• _Your goal_:
Every record should be written out exactly, with the pictures left out.

-*-*-

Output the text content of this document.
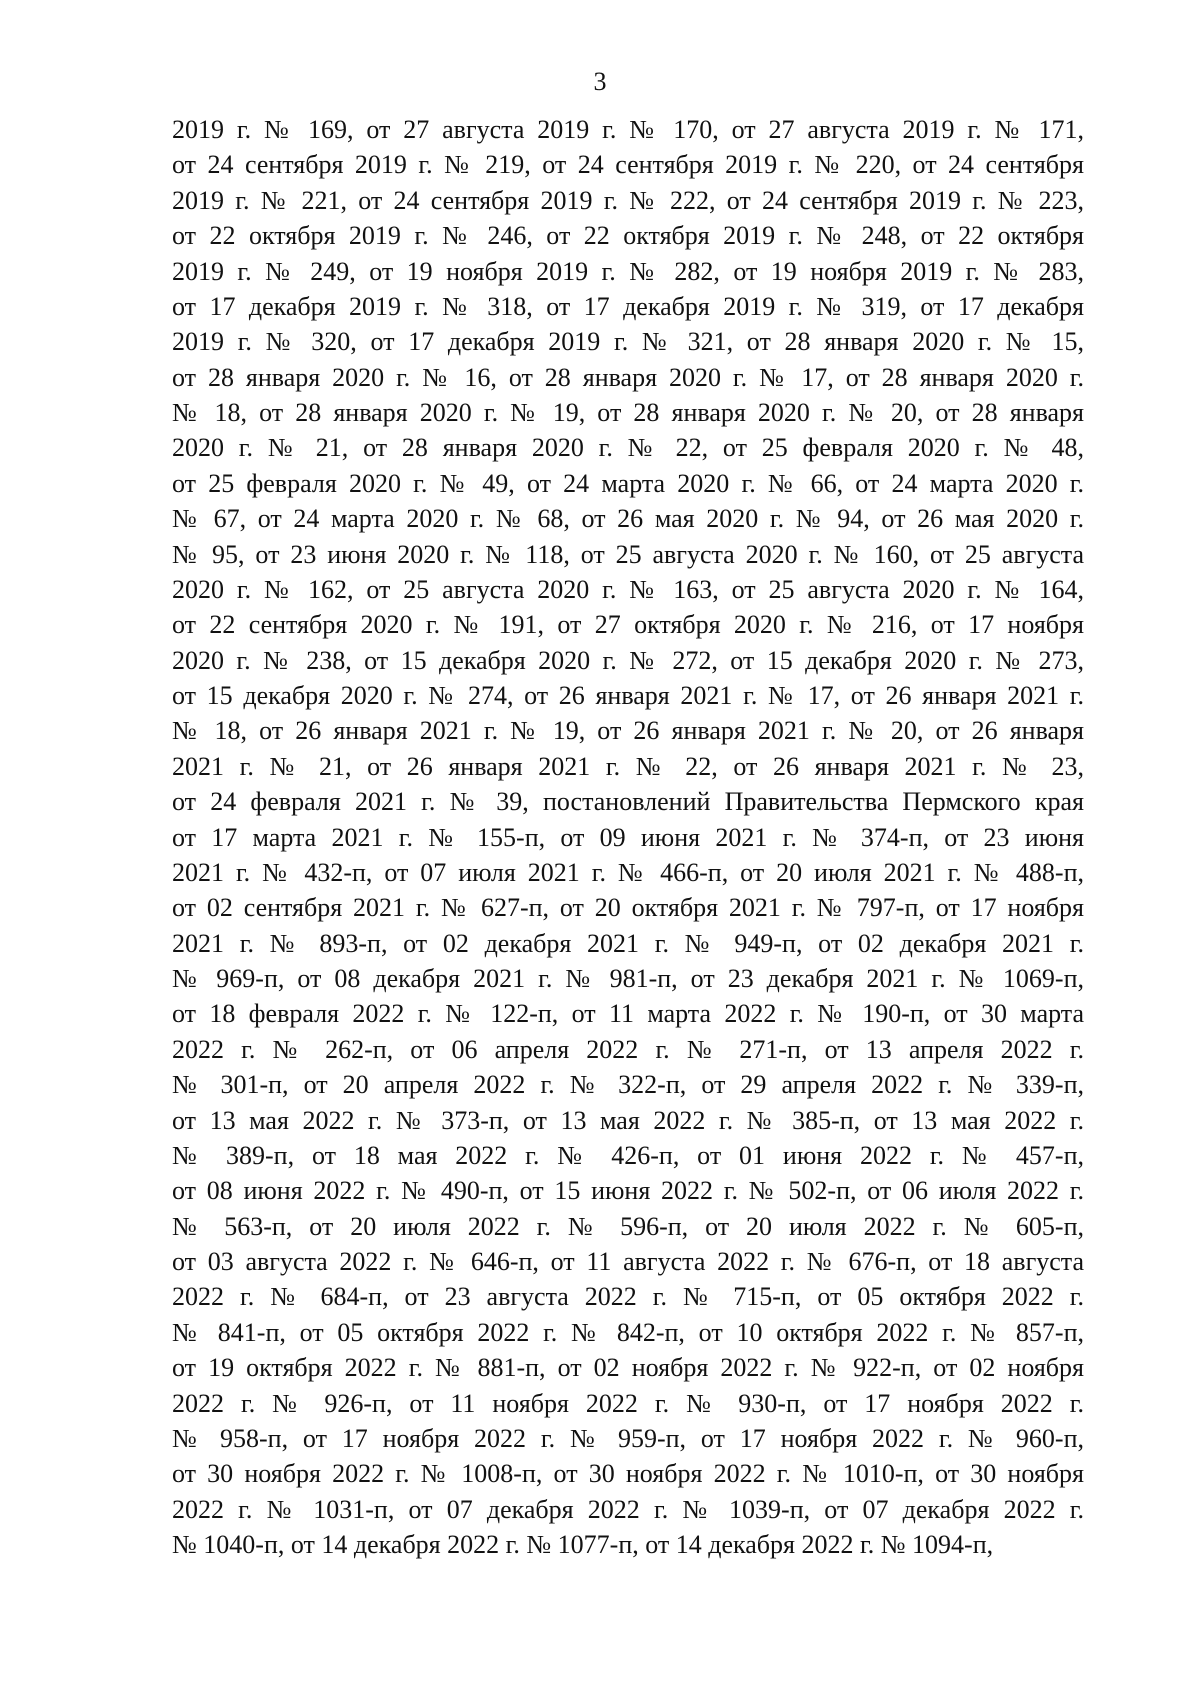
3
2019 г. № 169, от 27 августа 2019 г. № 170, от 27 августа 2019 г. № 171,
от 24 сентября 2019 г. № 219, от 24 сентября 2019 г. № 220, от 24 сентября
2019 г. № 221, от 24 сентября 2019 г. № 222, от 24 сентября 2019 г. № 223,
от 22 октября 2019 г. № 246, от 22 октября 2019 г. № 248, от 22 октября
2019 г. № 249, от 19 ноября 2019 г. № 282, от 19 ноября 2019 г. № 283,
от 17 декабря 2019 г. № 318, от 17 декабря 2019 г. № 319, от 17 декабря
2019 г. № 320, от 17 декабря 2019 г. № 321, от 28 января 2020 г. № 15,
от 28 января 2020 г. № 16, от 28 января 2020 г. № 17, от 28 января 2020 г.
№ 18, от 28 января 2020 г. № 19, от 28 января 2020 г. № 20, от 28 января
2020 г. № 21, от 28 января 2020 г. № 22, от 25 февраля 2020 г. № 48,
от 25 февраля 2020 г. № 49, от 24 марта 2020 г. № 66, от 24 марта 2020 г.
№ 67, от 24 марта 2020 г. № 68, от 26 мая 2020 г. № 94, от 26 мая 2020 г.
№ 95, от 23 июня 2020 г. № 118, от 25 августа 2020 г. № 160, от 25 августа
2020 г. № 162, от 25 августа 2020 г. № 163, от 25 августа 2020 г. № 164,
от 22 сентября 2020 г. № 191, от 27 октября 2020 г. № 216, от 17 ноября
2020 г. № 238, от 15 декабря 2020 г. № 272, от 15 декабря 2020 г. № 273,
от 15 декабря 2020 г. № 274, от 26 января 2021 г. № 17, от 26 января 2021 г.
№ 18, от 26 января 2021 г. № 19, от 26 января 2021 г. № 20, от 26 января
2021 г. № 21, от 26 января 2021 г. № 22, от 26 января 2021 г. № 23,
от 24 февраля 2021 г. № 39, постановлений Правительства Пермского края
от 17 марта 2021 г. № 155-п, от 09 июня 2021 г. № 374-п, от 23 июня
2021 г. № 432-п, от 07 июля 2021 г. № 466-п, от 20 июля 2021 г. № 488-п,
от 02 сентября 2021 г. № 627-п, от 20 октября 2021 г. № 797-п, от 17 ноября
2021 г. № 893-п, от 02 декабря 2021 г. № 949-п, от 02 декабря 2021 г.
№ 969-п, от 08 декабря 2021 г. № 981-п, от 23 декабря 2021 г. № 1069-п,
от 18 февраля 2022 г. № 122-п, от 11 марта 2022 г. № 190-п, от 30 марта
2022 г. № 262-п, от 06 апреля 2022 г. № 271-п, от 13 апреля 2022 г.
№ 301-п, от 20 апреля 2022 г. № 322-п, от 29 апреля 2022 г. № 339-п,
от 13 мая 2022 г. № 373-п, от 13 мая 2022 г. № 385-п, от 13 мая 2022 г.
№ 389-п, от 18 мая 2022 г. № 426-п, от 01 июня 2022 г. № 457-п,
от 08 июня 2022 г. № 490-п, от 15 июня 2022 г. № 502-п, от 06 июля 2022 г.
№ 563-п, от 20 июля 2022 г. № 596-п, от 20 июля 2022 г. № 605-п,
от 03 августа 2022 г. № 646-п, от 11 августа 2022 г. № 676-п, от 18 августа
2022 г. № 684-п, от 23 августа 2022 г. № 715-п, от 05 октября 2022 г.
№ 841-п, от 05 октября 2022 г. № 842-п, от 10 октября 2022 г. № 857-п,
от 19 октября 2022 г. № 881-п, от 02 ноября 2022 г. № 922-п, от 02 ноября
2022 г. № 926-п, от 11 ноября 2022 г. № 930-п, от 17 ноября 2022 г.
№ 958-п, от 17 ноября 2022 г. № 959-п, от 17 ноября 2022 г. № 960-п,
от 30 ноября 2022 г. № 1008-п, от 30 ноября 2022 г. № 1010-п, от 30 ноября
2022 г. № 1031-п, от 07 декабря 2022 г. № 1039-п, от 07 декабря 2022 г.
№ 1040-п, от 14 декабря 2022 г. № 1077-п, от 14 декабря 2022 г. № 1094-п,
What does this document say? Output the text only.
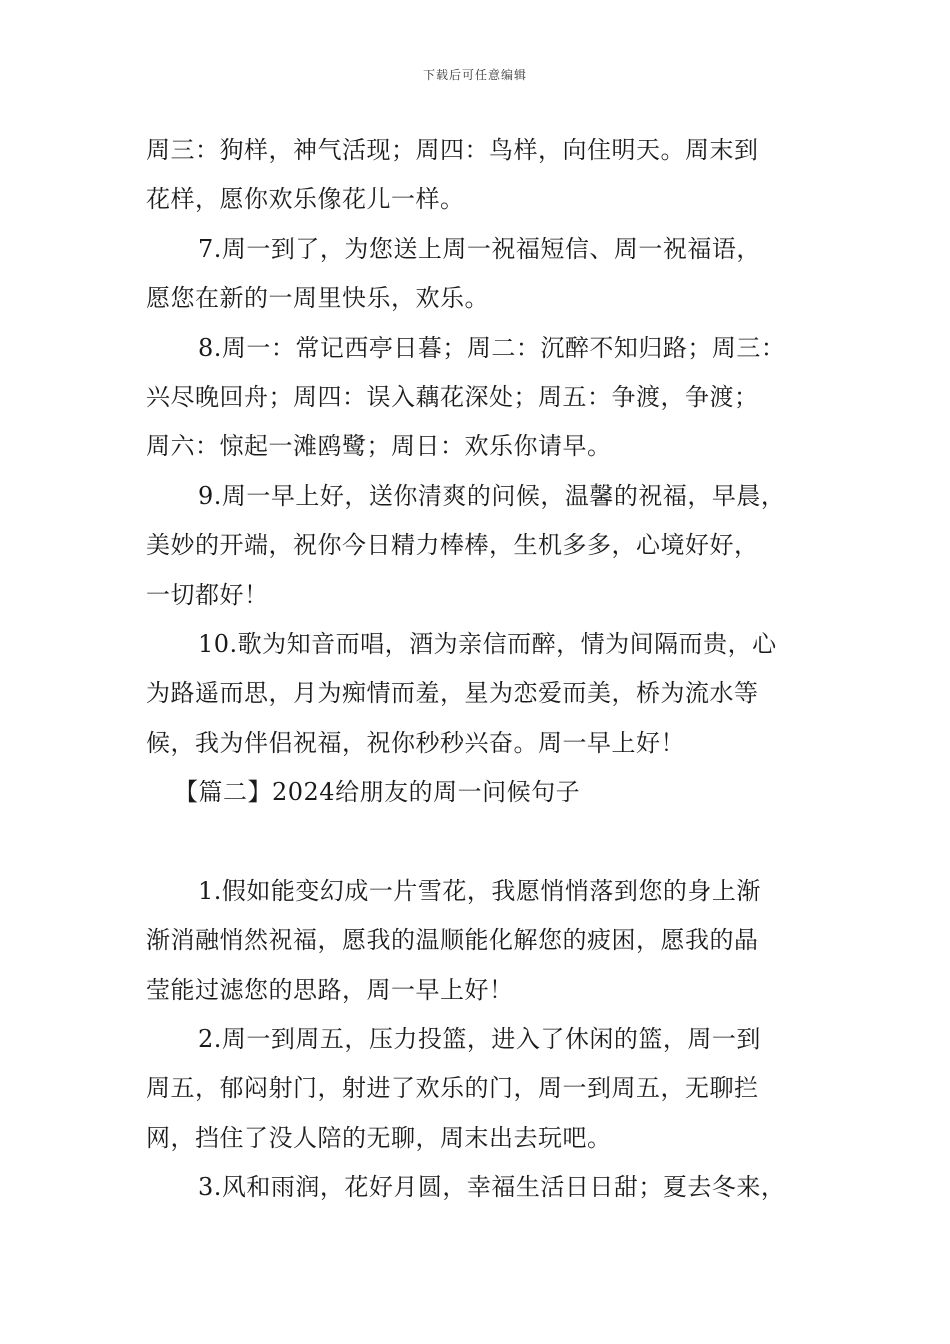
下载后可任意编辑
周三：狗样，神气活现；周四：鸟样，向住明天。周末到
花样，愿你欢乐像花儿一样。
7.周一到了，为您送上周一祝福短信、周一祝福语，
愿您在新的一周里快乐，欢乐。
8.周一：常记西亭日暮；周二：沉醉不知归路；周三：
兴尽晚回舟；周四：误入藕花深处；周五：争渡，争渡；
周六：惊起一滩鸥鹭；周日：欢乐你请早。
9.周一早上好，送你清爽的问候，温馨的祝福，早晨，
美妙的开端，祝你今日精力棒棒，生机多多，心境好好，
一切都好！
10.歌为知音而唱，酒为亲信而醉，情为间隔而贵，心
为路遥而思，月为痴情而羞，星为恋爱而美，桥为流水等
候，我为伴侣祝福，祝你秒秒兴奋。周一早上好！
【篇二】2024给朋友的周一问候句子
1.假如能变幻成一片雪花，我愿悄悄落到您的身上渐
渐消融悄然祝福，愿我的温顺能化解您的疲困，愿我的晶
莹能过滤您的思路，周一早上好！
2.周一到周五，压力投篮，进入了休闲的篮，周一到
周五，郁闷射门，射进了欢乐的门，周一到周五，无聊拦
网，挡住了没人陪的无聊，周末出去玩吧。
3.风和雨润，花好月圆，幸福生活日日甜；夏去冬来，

-*-*-

• _Completed task_:
Output the text content of this document.
3
2019 г. № 169, от 27 августа 2019 г. № 170, от 27 августа 2019 г. № 171,
от 24 сентября 2019 г. № 219, от 24 сентября 2019 г. № 220, от 24 сентября
2019 г. № 221, от 24 сентября 2019 г. № 222, от 24 сентября 2019 г. № 223,
от 22 октября 2019 г. № 246, от 22 октября 2019 г. № 248, от 22 октября
2019 г. № 249, от 19 ноября 2019 г. № 282, от 19 ноября 2019 г. № 283,
от 17 декабря 2019 г. № 318, от 17 декабря 2019 г. № 319, от 17 декабря
2019 г. № 320, от 17 декабря 2019 г. № 321, от 28 января 2020 г. № 15,
от 28 января 2020 г. № 16, от 28 января 2020 г. № 17, от 28 января 2020 г.
№ 18, от 28 января 2020 г. № 19, от 28 января 2020 г. № 20, от 28 января
2020 г. № 21, от 28 января 2020 г. № 22, от 25 февраля 2020 г. № 48,
от 25 февраля 2020 г. № 49, от 24 марта 2020 г. № 66, от 24 марта 2020 г.
№ 67, от 24 марта 2020 г. № 68, от 26 мая 2020 г. № 94, от 26 мая 2020 г.
№ 95, от 23 июня 2020 г. № 118, от 25 августа 2020 г. № 160, от 25 августа
2020 г. № 162, от 25 августа 2020 г. № 163, от 25 августа 2020 г. № 164,
от 22 сентября 2020 г. № 191, от 27 октября 2020 г. № 216, от 17 ноября
2020 г. № 238, от 15 декабря 2020 г. № 272, от 15 декабря 2020 г. № 273,
от 15 декабря 2020 г. № 274, от 26 января 2021 г. № 17, от 26 января 2021 г.
№ 18, от 26 января 2021 г. № 19, от 26 января 2021 г. № 20, от 26 января
2021 г. № 21, от 26 января 2021 г. № 22, от 26 января 2021 г. № 23,
от 24 февраля 2021 г. № 39, постановлений Правительства Пермского края
от 17 марта 2021 г. № 155-п, от 09 июня 2021 г. № 374-п, от 23 июня
2021 г. № 432-п, от 07 июля 2021 г. № 466-п, от 20 июля 2021 г. № 488-п,
от 02 сентября 2021 г. № 627-п, от 20 октября 2021 г. № 797-п, от 17 ноября
2021 г. № 893-п, от 02 декабря 2021 г. № 949-п, от 02 декабря 2021 г.
№ 969-п, от 08 декабря 2021 г. № 981-п, от 23 декабря 2021 г. № 1069-п,
от 18 февраля 2022 г. № 122-п, от 11 марта 2022 г. № 190-п, от 30 марта
2022 г. № 262-п, от 06 апреля 2022 г. № 271-п, от 13 апреля 2022 г.
№ 301-п, от 20 апреля 2022 г. № 322-п, от 29 апреля 2022 г. № 339-п,
от 13 мая 2022 г. № 373-п, от 13 мая 2022 г. № 385-п, от 13 мая 2022 г.
№ 389-п, от 18 мая 2022 г. № 426-п, от 01 июня 2022 г. № 457-п,
от 08 июня 2022 г. № 490-п, от 15 июня 2022 г. № 502-п, от 06 июля 2022 г.
№ 563-п, от 20 июля 2022 г. № 596-п, от 20 июля 2022 г. № 605-п,
от 03 августа 2022 г. № 646-п, от 11 августа 2022 г. № 676-п, от 18 августа
2022 г. № 684-п, от 23 августа 2022 г. № 715-п, от 05 октября 2022 г.
№ 841-п, от 05 октября 2022 г. № 842-п, от 10 октября 2022 г. № 857-п,
от 19 октября 2022 г. № 881-п, от 02 ноября 2022 г. № 922-п, от 02 ноября
2022 г. № 926-п, от 11 ноября 2022 г. № 930-п, от 17 ноября 2022 г.
№ 958-п, от 17 ноября 2022 г. № 959-п, от 17 ноября 2022 г. № 960-п,
от 30 ноября 2022 г. № 1008-п, от 30 ноября 2022 г. № 1010-п, от 30 ноября
2022 г. № 1031-п, от 07 декабря 2022 г. № 1039-п, от 07 декабря 2022 г.
№ 1040-п, от 14 декабря 2022 г. № 1077-п, от 14 декабря 2022 г. № 1094-п,
What does this document say? Output the text only.
下载后可任意编辑
周三：狗样，神气活现；周四：鸟样，向住明天。周末到
花样，愿你欢乐像花儿一样。
7.周一到了，为您送上周一祝福短信、周一祝福语，
愿您在新的一周里快乐，欢乐。
8.周一：常记西亭日暮；周二：沉醉不知归路；周三：
兴尽晚回舟；周四：误入藕花深处；周五：争渡，争渡；
周六：惊起一滩鸥鹭；周日：欢乐你请早。
9.周一早上好，送你清爽的问候，温馨的祝福，早晨，
美妙的开端，祝你今日精力棒棒，生机多多，心境好好，
一切都好！
10.歌为知音而唱，酒为亲信而醉，情为间隔而贵，心
为路遥而思，月为痴情而羞，星为恋爱而美，桥为流水等
候，我为伴侣祝福，祝你秒秒兴奋。周一早上好！
【篇二】2024给朋友的周一问候句子
1.假如能变幻成一片雪花，我愿悄悄落到您的身上渐
渐消融悄然祝福，愿我的温顺能化解您的疲困，愿我的晶
莹能过滤您的思路，周一早上好！
2.周一到周五，压力投篮，进入了休闲的篮，周一到
周五，郁闷射门，射进了欢乐的门，周一到周五，无聊拦
网，挡住了没人陪的无聊，周末出去玩吧。
3.风和雨润，花好月圆，幸福生活日日甜；夏去冬来，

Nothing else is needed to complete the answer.